> **Brief**
Every record here should be printed again exactly.

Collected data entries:
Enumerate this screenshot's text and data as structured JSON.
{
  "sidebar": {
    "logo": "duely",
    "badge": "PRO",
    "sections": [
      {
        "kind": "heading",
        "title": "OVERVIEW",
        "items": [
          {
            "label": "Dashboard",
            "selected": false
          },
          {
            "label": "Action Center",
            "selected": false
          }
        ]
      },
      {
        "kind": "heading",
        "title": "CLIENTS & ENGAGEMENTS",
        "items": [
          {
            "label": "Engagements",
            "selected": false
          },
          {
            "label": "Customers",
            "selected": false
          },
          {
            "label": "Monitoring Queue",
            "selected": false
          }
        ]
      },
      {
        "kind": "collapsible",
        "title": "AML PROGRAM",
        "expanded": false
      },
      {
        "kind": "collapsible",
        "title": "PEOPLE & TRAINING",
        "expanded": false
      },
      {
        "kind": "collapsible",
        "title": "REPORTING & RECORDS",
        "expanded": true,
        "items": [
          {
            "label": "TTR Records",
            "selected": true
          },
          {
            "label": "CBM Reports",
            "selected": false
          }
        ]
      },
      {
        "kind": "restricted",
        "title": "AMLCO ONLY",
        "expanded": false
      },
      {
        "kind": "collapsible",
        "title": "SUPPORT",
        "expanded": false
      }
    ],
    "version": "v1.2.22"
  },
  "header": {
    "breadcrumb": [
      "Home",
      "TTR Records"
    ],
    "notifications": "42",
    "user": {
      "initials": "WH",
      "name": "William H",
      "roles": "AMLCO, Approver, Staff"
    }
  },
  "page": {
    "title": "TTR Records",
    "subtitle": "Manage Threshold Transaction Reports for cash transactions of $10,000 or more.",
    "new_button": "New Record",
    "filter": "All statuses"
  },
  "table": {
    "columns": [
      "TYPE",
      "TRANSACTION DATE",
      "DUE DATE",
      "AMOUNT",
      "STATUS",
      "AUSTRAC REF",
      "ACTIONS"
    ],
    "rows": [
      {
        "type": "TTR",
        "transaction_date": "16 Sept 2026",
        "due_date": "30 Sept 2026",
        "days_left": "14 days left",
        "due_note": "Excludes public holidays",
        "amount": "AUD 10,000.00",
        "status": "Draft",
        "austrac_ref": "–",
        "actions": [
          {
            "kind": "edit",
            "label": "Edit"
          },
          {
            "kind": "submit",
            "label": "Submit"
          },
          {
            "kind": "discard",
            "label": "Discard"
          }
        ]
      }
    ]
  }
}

> **Exercise solution**
Enumerate this screenshot's text and data as structured JSON.
{
  "sidebar": {
    "logo": "duely",
    "badge": "PRO",
    "sections": [
      {
        "kind": "heading",
        "title": "OVERVIEW",
        "items": [
          {
            "label": "Dashboard",
            "selected": false
          },
          {
            "label": "Action Center",
            "selected": false
          }
        ]
      },
      {
        "kind": "heading",
        "title": "CLIENTS & ENGAGEMENTS",
        "items": [
          {
            "label": "Engagements",
            "selected": false
          },
          {
            "label": "Customers",
            "selected": false
          },
          {
            "label": "Monitoring Queue",
            "selected": false
          }
        ]
      },
      {
        "kind": "collapsible",
        "title": "AML PROGRAM",
        "expanded": false
      },
      {
        "kind": "collapsible",
        "title": "PEOPLE & TRAINING",
        "expanded": false
      },
      {
        "kind": "collapsible",
        "title": "REPORTING & RECORDS",
        "expanded": true,
        "items": [
          {
            "label": "TTR Records",
            "selected": true
          },
          {
            "label": "CBM Reports",
            "selected": false
          }
        ]
      },
      {
        "kind": "restricted",
        "title": "AMLCO ONLY",
        "expanded": false
      },
      {
        "kind": "collapsible",
        "title": "SUPPORT",
        "expanded": false
      }
    ],
    "version": "v1.2.22"
  },
  "header": {
    "breadcrumb": [
      "Home",
      "TTR Records"
    ],
    "notifications": "42",
    "user": {
      "initials": "WH",
      "name": "William H",
      "roles": "AMLCO, Approver, Staff"
    }
  },
  "page": {
    "title": "TTR Records",
    "subtitle": "Manage Threshold Transaction Reports for cash transactions of $10,000 or more.",
    "new_button": "New Record",
    "filter": "All statuses"
  },
  "table": {
    "columns": [
      "TYPE",
      "TRANSACTION DATE",
      "DUE DATE",
      "AMOUNT",
      "STATUS",
      "AUSTRAC REF",
      "ACTIONS"
    ],
    "rows": [
      {
        "type": "TTR",
        "transaction_date": "16 Sept 2026",
        "due_date": "30 Sept 2026",
        "days_left": "14 days left",
        "due_note": "Excludes public holidays",
        "amount": "AUD 10,000.00",
        "status": "Draft",
        "austrac_ref": "–",
        "actions": [
          {
            "kind": "edit",
            "label": "Edit"
          },
          {
            "kind": "submit",
            "label": "Submit"
          },
          {
            "kind": "discard",
            "label": "Discard"
          }
        ]
      }
    ]
  }
}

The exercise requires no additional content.